* Task to carry out
Retype all of the data below line for line, leaving out the pictures.

* * *

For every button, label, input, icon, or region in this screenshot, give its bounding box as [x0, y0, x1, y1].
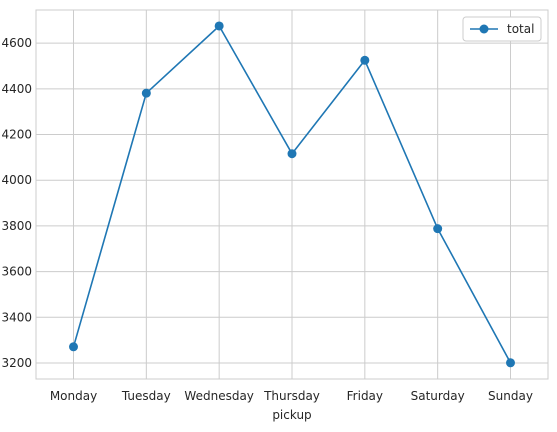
- y-axis: 3200 3400 3600 3800 4000 4200 4400 4600: [1, 36, 32, 370]
- x-tick-label: Sunday: [488, 389, 533, 403]
- legend: total: [462, 16, 542, 42]
- y-tick-label: 4000: [1, 173, 32, 187]
- x-axis-title: pickup: [272, 408, 311, 422]
- data-point-saturday: [433, 224, 443, 234]
- y-tick-label: 3200: [1, 356, 32, 370]
- y-tick-label: 3800: [1, 219, 32, 233]
- x-tick-label: Friday: [347, 389, 383, 403]
- legend-marker: [479, 24, 489, 34]
- plot-area-frame: [35, 9, 549, 380]
- x-tick-label: Monday: [50, 389, 97, 403]
- data-point-wednesday: [214, 21, 224, 31]
- data-point-tuesday: [141, 88, 151, 98]
- x-tick-label: Wednesday: [184, 389, 253, 403]
- data-point-monday: [69, 342, 78, 352]
- x-tick-label: Tuesday: [121, 389, 171, 403]
- data-point-thursday: [287, 149, 297, 159]
- legend-box: [462, 16, 542, 42]
- y-tick-label: 3400: [1, 310, 32, 324]
- x-tick-label: Thursday: [263, 389, 320, 403]
- legend-label-total: total: [507, 22, 534, 36]
- y-tick-label: 3600: [1, 265, 32, 279]
- y-tick-label: 4400: [1, 82, 32, 96]
- data-point-sunday: [506, 358, 515, 368]
- x-tick-label: Saturday: [411, 389, 465, 403]
- y-tick-label: 4200: [1, 128, 32, 142]
- x-axis: Monday Tuesday Wednesday Thursday Friday Satu…: [50, 389, 533, 403]
- series-layer: [69, 21, 515, 368]
- y-tick-label: 4600: [1, 36, 32, 50]
- grid: [36, 10, 548, 379]
- data-point-friday: [360, 55, 370, 65]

* * *

* Solved problem
For every button, label, input, icon, or region in this screenshot, give its bounding box as [x0, y0, x1, y1].
- y-axis: 3200 3400 3600 3800 4000 4200 4400 4600: [1, 36, 32, 370]
- x-tick-label: Sunday: [488, 389, 533, 403]
- legend: total: [462, 16, 542, 42]
- y-tick-label: 4000: [1, 173, 32, 187]
- x-axis-title: pickup: [272, 408, 311, 422]
- data-point-saturday: [433, 224, 443, 234]
- y-tick-label: 3200: [1, 356, 32, 370]
- y-tick-label: 3800: [1, 219, 32, 233]
- x-tick-label: Friday: [347, 389, 383, 403]
- legend-marker: [479, 24, 489, 34]
- plot-area-frame: [35, 9, 549, 380]
- x-tick-label: Monday: [50, 389, 97, 403]
- data-point-wednesday: [214, 21, 224, 31]
- data-point-tuesday: [141, 88, 151, 98]
- x-tick-label: Wednesday: [184, 389, 253, 403]
- data-point-monday: [69, 342, 78, 352]
- x-tick-label: Tuesday: [121, 389, 171, 403]
- data-point-thursday: [287, 149, 297, 159]
- legend-box: [462, 16, 542, 42]
- y-tick-label: 3400: [1, 310, 32, 324]
- x-tick-label: Thursday: [263, 389, 320, 403]
- legend-label-total: total: [507, 22, 534, 36]
- y-tick-label: 3600: [1, 265, 32, 279]
- y-tick-label: 4400: [1, 82, 32, 96]
- data-point-sunday: [506, 358, 515, 368]
- x-tick-label: Saturday: [411, 389, 465, 403]
- y-tick-label: 4200: [1, 128, 32, 142]
- x-axis: Monday Tuesday Wednesday Thursday Friday Satu…: [50, 389, 533, 403]
- series-layer: [69, 21, 515, 368]
- y-tick-label: 4600: [1, 36, 32, 50]
- grid: [36, 10, 548, 379]
- data-point-friday: [360, 55, 370, 65]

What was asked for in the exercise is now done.